DATA SHOWN:
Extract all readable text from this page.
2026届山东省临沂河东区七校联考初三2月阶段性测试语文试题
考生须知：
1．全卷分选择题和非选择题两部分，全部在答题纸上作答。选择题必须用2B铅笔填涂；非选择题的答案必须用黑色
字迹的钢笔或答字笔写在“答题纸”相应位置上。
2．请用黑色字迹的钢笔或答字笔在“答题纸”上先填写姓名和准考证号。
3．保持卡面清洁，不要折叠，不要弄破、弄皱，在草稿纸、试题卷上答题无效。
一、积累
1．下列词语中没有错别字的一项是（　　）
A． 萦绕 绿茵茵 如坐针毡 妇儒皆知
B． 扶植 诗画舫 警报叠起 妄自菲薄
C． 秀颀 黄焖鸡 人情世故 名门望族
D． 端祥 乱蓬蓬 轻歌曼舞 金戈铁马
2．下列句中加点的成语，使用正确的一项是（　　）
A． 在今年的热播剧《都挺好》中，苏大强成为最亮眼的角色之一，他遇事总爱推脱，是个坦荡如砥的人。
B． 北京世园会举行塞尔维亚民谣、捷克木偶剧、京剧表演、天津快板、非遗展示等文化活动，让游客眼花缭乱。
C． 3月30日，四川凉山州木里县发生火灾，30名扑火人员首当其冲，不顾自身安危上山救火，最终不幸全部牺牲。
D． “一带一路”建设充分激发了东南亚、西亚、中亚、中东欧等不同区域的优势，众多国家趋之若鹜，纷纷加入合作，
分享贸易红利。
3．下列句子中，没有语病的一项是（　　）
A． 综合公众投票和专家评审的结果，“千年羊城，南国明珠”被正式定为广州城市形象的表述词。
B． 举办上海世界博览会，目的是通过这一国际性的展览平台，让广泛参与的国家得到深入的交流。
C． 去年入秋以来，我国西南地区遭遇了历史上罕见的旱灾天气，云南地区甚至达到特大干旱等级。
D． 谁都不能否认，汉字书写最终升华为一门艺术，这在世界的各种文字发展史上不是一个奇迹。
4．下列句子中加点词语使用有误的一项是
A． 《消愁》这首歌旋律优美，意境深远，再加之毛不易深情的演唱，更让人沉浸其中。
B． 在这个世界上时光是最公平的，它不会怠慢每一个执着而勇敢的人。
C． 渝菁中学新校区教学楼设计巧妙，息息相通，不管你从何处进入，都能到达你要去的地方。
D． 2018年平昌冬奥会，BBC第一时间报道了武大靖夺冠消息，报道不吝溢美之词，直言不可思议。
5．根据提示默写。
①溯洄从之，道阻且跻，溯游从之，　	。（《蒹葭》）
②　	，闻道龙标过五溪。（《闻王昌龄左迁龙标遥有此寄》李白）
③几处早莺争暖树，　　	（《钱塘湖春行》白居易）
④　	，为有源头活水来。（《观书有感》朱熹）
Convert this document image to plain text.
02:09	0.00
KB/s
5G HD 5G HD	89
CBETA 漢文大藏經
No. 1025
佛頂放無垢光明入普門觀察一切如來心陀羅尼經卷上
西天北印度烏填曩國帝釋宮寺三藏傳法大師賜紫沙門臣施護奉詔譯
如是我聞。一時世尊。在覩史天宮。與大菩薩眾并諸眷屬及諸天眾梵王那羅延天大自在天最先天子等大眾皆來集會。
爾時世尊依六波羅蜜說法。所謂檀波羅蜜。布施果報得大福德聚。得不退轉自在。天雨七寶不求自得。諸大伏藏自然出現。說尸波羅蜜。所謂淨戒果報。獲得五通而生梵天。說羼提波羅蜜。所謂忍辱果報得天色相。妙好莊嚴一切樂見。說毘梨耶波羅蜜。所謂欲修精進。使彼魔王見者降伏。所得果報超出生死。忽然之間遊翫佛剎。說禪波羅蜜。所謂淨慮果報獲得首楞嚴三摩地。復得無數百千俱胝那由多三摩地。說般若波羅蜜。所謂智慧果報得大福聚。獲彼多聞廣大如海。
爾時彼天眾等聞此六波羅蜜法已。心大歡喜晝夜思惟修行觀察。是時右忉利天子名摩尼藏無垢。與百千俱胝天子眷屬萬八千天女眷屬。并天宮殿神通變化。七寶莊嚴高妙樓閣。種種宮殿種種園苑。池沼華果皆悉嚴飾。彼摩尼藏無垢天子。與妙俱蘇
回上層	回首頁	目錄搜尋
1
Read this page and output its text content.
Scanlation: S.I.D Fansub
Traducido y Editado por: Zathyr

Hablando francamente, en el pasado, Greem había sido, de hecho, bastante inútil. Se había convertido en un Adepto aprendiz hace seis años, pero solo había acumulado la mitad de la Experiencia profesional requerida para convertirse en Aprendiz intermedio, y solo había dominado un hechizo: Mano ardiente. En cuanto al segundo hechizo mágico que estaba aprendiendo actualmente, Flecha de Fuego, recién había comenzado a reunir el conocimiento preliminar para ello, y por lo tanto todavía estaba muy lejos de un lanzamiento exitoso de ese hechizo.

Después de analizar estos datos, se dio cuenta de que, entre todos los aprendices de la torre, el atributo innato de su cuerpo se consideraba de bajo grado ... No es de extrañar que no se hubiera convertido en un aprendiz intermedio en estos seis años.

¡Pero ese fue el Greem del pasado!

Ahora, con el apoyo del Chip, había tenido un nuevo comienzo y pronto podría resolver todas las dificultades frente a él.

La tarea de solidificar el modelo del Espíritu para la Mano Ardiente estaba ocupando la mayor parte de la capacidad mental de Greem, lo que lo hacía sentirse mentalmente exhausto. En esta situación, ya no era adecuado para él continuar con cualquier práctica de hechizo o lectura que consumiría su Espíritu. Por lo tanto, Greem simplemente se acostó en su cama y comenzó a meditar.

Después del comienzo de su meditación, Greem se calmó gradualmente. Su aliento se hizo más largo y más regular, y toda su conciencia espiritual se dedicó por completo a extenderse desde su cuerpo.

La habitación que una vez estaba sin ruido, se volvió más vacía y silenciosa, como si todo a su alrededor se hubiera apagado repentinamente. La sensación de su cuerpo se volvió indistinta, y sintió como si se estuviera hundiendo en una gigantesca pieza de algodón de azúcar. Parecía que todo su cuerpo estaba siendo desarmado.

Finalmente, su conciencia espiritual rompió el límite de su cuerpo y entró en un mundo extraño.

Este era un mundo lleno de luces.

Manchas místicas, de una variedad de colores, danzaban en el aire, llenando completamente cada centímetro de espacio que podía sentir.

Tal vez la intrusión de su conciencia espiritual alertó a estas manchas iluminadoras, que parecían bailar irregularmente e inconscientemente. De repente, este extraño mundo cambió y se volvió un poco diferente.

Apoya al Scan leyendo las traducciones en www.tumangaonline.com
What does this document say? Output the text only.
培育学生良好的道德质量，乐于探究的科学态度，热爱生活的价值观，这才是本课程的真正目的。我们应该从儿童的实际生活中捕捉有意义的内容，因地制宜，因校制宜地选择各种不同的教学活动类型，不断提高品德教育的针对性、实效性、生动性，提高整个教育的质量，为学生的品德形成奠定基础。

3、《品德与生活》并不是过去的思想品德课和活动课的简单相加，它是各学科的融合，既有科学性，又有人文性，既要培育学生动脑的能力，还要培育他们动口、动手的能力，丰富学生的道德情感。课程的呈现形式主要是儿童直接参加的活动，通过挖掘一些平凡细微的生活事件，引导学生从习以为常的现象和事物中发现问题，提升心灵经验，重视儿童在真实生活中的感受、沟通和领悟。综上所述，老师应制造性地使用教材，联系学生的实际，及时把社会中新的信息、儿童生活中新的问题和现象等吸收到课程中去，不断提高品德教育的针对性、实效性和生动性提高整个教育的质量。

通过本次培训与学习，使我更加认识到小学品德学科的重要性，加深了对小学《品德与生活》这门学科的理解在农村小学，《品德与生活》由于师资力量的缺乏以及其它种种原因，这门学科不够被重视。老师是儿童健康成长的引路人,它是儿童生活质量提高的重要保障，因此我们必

PROBLEM REQUIREMENTS:
Track down every line holding the string "品德与生活" and copy it.

CORRECT ANSWER:
3、《品德与生活》并不是过去的思想品德课和活动课的简单相加，它是各学科的融合，既有科学性，又有人文性，既要培育学生动脑的能力，还要培育他们动口、动手的能力，丰富学生的道德情感。课程的呈现形式主要是儿童直接参加的活动，通过挖掘一些平凡细微的生活事件，引导学生从习以为常的现象和事物中发现问题，提升心灵经验，重视儿童在真实生活中的感受、沟通和领悟。综上所述，老师应制造性地使用教材，联系学生的实际，及时把社会中新的信息、儿童生活中新的问题和现象等吸收到课程中去，不断提高品德教育的针对性、实效性和生动性提高整个教育的质量。
通过本次培训与学习，使我更加认识到小学品德学科的重要性，加深了对小学《品德与生活》这门学科的理解在农村小学，《品德与生活》由于师资力量的缺乏以及其它种种原因，这门学科不够被重视。老师是儿童健康成长的引路人,它是儿童生活质量提高的重要保障，因此我们必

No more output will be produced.